SET EXERCISE 1: Pull out every line of the listing below that contains the string "chart". Case counts.

────────

« Firefox Got Yahoo! | Main | You find the strangest things on video search... »
Yahoo! Search Tips for Webmasters: Saving Bandwidth
If you run a public webserver, you have likely seen our webcrawler, named Slurp, in your logs. Its job is to find, fetch, and archive all of the page content that is fed into the Yahoo! Search engine. We continuously improve our crawler to pick up new pages and changes of your sites, but the flip side is that our crawler will use up some of your bandwidth as we navigate your site. Here are a few features that Yahoo!'s crawler supports that you can use to help save bandwidth while ensuring that we get the latest content from your site:
Gzipped Files: Our crawler supports gzipped files to reduce bandwidth requirements. On average, you will get a 75% savings when you enable compression for your site. Many webservers provide mechanisms for sending out HTML content in a compressed format (for example, mod_gzip for Apache). How much of your site's total bandwidth you can save will depend on how much of your content is compressed and how well it compresses. In general, static pages are good candidates for compression. Any user agent, whether it is a browser or a search engine spider, will let the webserver know it can process compressed content by adding "Accept-Encoding: gzip, x-gzip" to the header of its HTTP request. All major browsers support gzip compressed content. Also you should be happy to know that if our crawler has any trouble with a compressed page, it will re-fetch the uncompressed version. In practice, it does encounter a small percentage of decompression failures.

────────

SET EXERCISE 2: According to the bandwidth tips, why should a site owner turn on gzip compression?

Labeled region entries

────────

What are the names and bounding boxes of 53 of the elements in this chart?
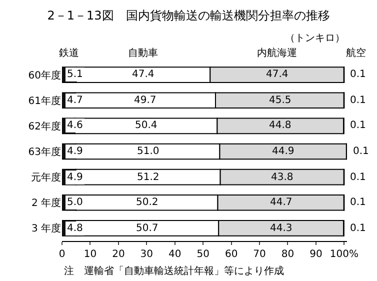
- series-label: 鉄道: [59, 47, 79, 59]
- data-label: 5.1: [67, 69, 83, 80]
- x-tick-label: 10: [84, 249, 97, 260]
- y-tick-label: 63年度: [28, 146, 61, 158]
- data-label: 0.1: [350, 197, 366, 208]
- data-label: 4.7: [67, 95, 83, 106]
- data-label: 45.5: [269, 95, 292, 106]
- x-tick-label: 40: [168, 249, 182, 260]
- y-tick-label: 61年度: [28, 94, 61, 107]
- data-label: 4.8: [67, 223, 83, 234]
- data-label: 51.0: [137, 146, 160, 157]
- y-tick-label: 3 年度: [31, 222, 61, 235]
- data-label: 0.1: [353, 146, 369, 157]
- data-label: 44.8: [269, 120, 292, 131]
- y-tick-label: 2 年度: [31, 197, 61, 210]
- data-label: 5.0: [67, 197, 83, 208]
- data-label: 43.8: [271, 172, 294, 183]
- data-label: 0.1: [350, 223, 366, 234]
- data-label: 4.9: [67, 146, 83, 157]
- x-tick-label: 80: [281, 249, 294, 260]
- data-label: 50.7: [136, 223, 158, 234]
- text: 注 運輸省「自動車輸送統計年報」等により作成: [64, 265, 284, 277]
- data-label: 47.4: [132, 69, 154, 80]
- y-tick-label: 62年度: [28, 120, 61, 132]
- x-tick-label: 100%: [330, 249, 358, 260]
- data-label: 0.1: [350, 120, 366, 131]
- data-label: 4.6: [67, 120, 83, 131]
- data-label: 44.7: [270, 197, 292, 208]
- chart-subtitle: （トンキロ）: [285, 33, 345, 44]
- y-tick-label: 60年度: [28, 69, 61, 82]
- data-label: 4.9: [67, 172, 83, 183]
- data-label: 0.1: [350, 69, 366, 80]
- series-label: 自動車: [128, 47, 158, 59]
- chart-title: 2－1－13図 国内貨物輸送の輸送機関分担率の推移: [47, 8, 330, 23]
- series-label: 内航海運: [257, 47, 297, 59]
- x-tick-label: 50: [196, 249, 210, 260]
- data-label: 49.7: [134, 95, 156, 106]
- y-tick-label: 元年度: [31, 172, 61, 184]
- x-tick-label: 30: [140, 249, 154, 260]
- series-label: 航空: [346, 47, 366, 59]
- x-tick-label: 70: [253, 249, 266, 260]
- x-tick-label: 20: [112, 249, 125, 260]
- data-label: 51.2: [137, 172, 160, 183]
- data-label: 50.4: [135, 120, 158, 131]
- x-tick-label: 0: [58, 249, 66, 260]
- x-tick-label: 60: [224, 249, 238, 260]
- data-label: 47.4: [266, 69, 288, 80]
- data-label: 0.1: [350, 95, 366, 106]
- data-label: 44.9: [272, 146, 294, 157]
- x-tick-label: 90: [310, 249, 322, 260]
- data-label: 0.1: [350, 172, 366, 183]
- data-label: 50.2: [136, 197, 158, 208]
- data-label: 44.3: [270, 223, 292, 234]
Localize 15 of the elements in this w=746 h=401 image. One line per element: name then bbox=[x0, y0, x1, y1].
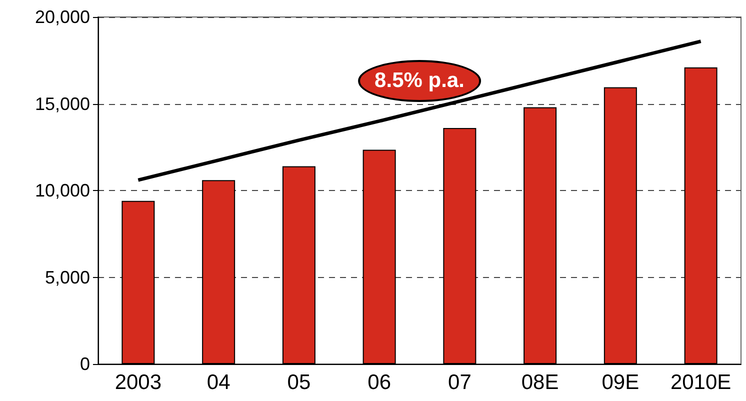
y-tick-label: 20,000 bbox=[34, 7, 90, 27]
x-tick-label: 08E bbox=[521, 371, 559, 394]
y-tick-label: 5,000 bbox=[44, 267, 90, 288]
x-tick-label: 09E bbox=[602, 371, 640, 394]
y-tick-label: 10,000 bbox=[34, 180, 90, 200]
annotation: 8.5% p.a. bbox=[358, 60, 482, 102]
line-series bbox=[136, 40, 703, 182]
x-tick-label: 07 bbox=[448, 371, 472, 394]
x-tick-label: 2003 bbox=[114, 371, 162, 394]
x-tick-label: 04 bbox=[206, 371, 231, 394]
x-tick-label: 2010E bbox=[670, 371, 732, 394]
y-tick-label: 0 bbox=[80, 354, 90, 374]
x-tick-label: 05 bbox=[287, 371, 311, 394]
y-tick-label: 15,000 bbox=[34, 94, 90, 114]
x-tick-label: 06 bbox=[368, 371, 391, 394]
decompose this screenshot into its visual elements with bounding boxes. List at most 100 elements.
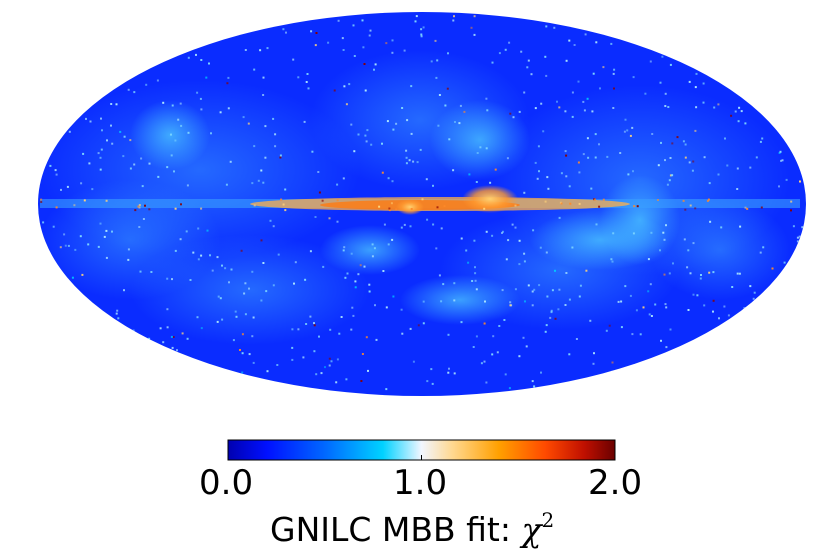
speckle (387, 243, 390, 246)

────────

RESPONSE 1:
What are the names and bounding boxes of 53 of the elements in this chart?
- chart-subtitle: （トンキロ）: [285, 33, 345, 44]
- chart-title: 2－1－13図 国内貨物輸送の輸送機関分担率の推移: [47, 8, 330, 23]

RESPONSE 2: Yahoo!'s crawler, Slurp, uses up some of a site's bandwidth as it moves through the site. Because it supports gzipped files, turning on compression lowers that bandwidth need, with an average savings of 75%.